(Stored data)
===============

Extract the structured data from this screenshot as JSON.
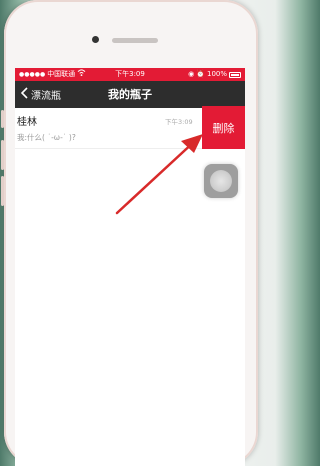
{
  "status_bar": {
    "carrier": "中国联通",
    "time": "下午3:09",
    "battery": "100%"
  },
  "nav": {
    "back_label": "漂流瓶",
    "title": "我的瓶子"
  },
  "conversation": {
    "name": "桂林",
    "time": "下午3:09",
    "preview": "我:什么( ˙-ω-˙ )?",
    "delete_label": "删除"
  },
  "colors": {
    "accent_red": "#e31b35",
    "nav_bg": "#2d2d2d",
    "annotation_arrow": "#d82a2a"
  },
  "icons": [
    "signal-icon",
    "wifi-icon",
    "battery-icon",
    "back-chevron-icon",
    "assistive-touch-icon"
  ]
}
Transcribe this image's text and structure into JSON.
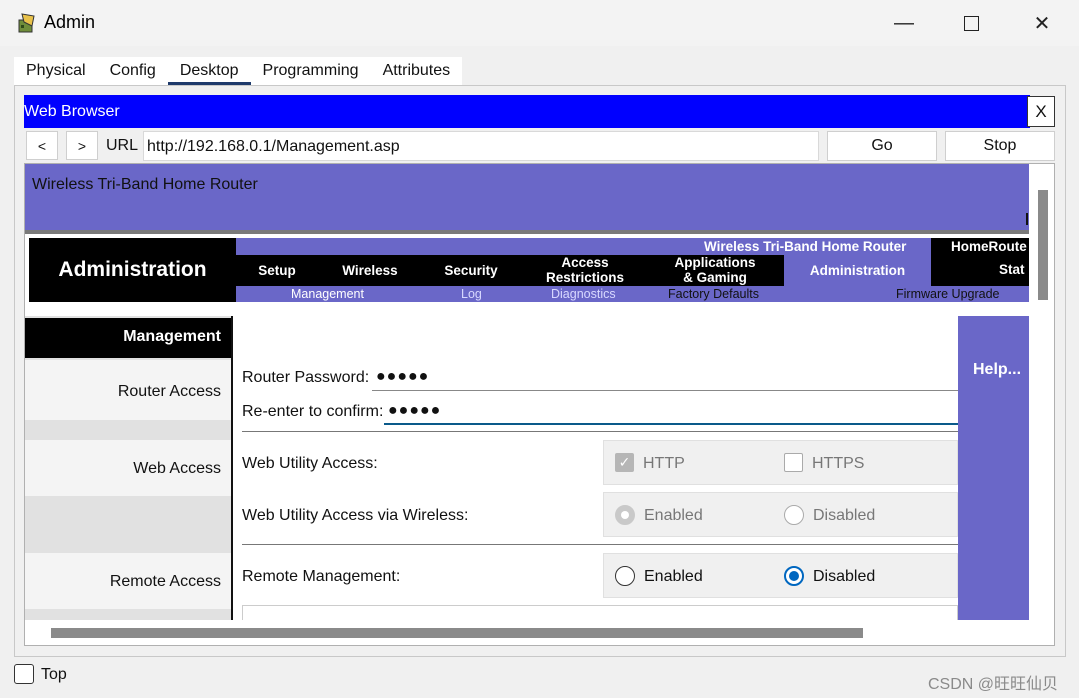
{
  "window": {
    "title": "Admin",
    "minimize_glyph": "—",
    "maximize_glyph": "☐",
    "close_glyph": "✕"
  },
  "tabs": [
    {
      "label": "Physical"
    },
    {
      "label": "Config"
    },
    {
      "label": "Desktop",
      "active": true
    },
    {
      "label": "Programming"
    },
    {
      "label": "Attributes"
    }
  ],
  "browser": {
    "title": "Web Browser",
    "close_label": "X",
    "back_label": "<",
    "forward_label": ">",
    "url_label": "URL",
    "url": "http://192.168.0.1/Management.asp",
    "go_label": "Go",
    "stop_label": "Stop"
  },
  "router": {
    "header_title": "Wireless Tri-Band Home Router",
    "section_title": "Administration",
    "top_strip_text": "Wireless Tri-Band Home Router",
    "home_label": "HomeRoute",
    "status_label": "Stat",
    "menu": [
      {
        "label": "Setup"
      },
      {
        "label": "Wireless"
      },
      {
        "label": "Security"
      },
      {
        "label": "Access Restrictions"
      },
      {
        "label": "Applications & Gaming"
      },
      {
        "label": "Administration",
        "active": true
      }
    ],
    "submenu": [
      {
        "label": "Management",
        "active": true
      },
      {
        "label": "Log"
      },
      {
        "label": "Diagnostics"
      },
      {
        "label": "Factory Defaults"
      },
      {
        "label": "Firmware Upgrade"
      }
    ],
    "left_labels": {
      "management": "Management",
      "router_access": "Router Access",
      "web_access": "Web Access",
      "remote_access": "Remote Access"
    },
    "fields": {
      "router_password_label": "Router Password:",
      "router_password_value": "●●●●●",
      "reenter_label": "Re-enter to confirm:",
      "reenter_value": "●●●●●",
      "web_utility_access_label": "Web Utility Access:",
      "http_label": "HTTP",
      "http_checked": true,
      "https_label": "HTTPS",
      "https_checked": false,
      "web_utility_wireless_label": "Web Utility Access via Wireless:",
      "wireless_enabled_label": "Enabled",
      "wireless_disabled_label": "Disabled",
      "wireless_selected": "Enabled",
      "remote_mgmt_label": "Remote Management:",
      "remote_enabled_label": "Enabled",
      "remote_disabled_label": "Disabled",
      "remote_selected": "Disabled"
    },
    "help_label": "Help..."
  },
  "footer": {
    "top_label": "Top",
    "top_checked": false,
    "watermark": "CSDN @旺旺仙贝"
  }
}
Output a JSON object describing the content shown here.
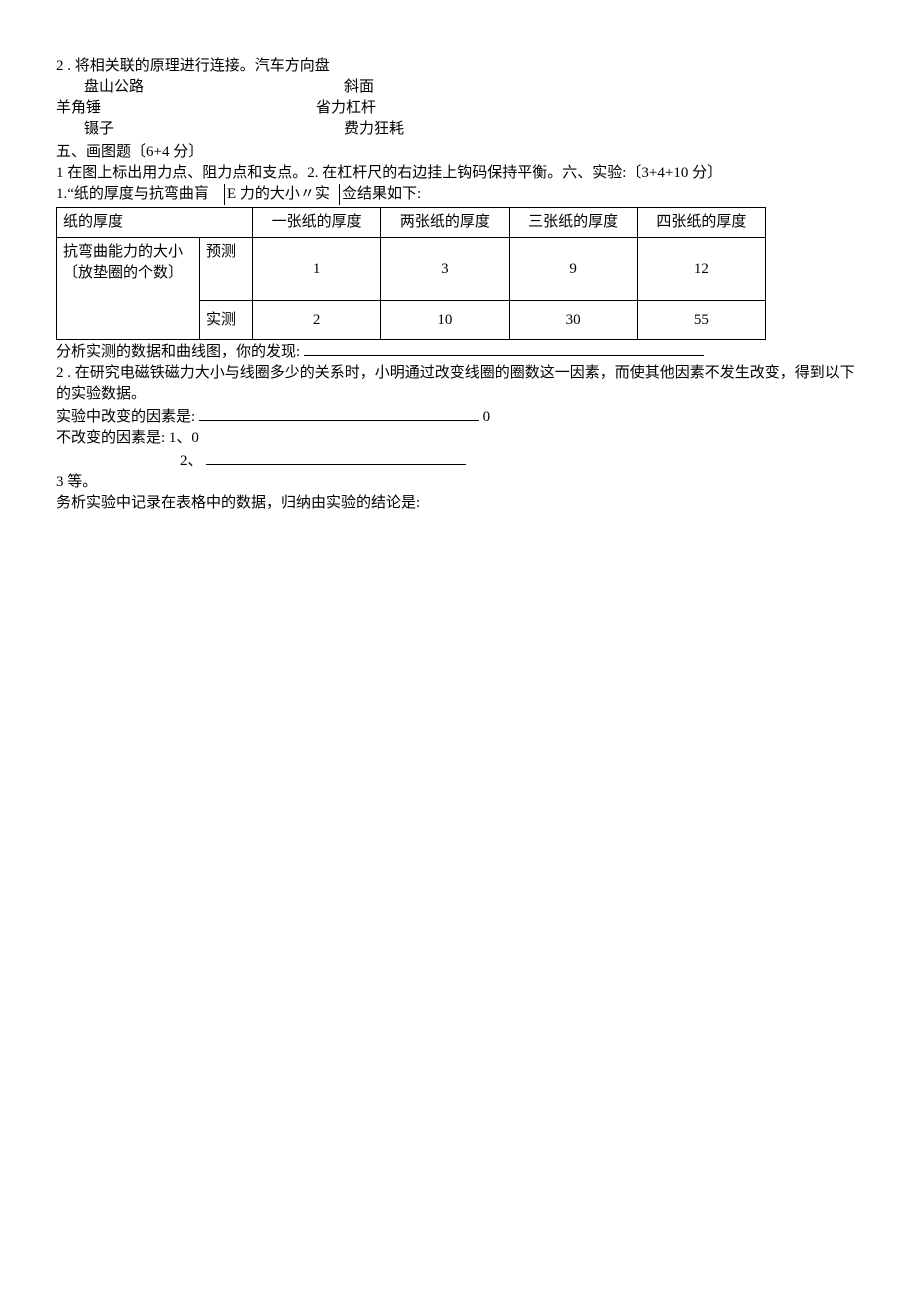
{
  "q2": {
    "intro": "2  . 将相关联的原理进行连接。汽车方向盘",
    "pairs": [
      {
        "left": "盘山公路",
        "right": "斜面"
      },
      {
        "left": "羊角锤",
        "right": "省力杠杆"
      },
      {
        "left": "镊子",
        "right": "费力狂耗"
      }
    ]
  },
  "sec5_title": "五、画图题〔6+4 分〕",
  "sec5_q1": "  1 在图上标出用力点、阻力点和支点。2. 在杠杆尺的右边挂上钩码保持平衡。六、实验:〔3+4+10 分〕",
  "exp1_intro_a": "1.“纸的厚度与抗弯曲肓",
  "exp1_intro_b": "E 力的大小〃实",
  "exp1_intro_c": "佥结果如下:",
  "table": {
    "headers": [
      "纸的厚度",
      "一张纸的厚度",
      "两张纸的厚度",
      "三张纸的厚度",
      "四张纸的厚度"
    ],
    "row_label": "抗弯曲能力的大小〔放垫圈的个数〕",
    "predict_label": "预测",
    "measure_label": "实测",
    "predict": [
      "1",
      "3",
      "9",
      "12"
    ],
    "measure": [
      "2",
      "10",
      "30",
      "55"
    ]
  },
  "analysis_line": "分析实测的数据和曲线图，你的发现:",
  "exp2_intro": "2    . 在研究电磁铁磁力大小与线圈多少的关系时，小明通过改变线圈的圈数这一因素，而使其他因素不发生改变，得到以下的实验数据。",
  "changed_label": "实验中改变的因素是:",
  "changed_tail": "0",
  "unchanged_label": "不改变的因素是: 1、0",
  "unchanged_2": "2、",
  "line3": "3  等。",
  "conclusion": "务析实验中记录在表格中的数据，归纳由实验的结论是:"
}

===============

### PROBLEM REQUIREMENTS
Reproduce the material above verbatim; omit every picture.

### WRITTEN ANSWER
Extract the structured data from this screenshot as JSON.
{
  "status_bar": {
    "carrier": "中国联通",
    "time": "下午3:09",
    "battery": "100%"
  },
  "nav": {
    "back_label": "漂流瓶",
    "title": "我的瓶子"
  },
  "conversation": {
    "name": "桂林",
    "time": "下午3:09",
    "preview": "我:什么( ˙-ω-˙ )?",
    "delete_label": "删除"
  },
  "colors": {
    "accent_red": "#e31b35",
    "nav_bg": "#2d2d2d",
    "annotation_arrow": "#d82a2a"
  },
  "icons": [
    "signal-icon",
    "wifi-icon",
    "battery-icon",
    "back-chevron-icon",
    "assistive-touch-icon"
  ]
}
Transcribe this image's text and structure into JSON.
{
  "window": {
    "title": "Admin",
    "minimize_glyph": "—",
    "maximize_glyph": "☐",
    "close_glyph": "✕"
  },
  "tabs": [
    {
      "label": "Physical"
    },
    {
      "label": "Config"
    },
    {
      "label": "Desktop",
      "active": true
    },
    {
      "label": "Programming"
    },
    {
      "label": "Attributes"
    }
  ],
  "browser": {
    "title": "Web Browser",
    "close_label": "X",
    "back_label": "<",
    "forward_label": ">",
    "url_label": "URL",
    "url": "http://192.168.0.1/Management.asp",
    "go_label": "Go",
    "stop_label": "Stop"
  },
  "router": {
    "header_title": "Wireless Tri-Band Home Router",
    "section_title": "Administration",
    "top_strip_text": "Wireless Tri-Band Home Router",
    "home_label": "HomeRoute",
    "status_label": "Stat",
    "menu": [
      {
        "label": "Setup"
      },
      {
        "label": "Wireless"
      },
      {
        "label": "Security"
      },
      {
        "label": "Access Restrictions"
      },
      {
        "label": "Applications & Gaming"
      },
      {
        "label": "Administration",
        "active": true
      }
    ],
    "submenu": [
      {
        "label": "Management",
        "active": true
      },
      {
        "label": "Log"
      },
      {
        "label": "Diagnostics"
      },
      {
        "label": "Factory Defaults"
      },
      {
        "label": "Firmware Upgrade"
      }
    ],
    "left_labels": {
      "management": "Management",
      "router_access": "Router Access",
      "web_access": "Web Access",
      "remote_access": "Remote Access"
    },
    "fields": {
      "router_password_label": "Router Password:",
      "router_password_value": "●●●●●",
      "reenter_label": "Re-enter to confirm:",
      "reenter_value": "●●●●●",
      "web_utility_access_label": "Web Utility Access:",
      "http_label": "HTTP",
      "http_checked": true,
      "https_label": "HTTPS",
      "https_checked": false,
      "web_utility_wireless_label": "Web Utility Access via Wireless:",
      "wireless_enabled_label": "Enabled",
      "wireless_disabled_label": "Disabled",
      "wireless_selected": "Enabled",
      "remote_mgmt_label": "Remote Management:",
      "remote_enabled_label": "Enabled",
      "remote_disabled_label": "Disabled",
      "remote_selected": "Disabled"
    },
    "help_label": "Help..."
  },
  "footer": {
    "top_label": "Top",
    "top_checked": false,
    "watermark": "CSDN @旺旺仙贝"
  }
}
Output a JSON object describing the content shown here.
{
  "q2": {
    "intro": "2  . 将相关联的原理进行连接。汽车方向盘",
    "pairs": [
      {
        "left": "盘山公路",
        "right": "斜面"
      },
      {
        "left": "羊角锤",
        "right": "省力杠杆"
      },
      {
        "left": "镊子",
        "right": "费力狂耗"
      }
    ]
  },
  "sec5_title": "五、画图题〔6+4 分〕",
  "sec5_q1": "  1 在图上标出用力点、阻力点和支点。2. 在杠杆尺的右边挂上钩码保持平衡。六、实验:〔3+4+10 分〕",
  "exp1_intro_a": "1.“纸的厚度与抗弯曲肓",
  "exp1_intro_b": "E 力的大小〃实",
  "exp1_intro_c": "佥结果如下:",
  "table": {
    "headers": [
      "纸的厚度",
      "一张纸的厚度",
      "两张纸的厚度",
      "三张纸的厚度",
      "四张纸的厚度"
    ],
    "row_label": "抗弯曲能力的大小〔放垫圈的个数〕",
    "predict_label": "预测",
    "measure_label": "实测",
    "predict": [
      "1",
      "3",
      "9",
      "12"
    ],
    "measure": [
      "2",
      "10",
      "30",
      "55"
    ]
  },
  "analysis_line": "分析实测的数据和曲线图，你的发现:",
  "exp2_intro": "2    . 在研究电磁铁磁力大小与线圈多少的关系时，小明通过改变线圈的圈数这一因素，而使其他因素不发生改变，得到以下的实验数据。",
  "changed_label": "实验中改变的因素是:",
  "changed_tail": "0",
  "unchanged_label": "不改变的因素是: 1、0",
  "unchanged_2": "2、",
  "line3": "3  等。",
  "conclusion": "务析实验中记录在表格中的数据，归纳由实验的结论是:"
}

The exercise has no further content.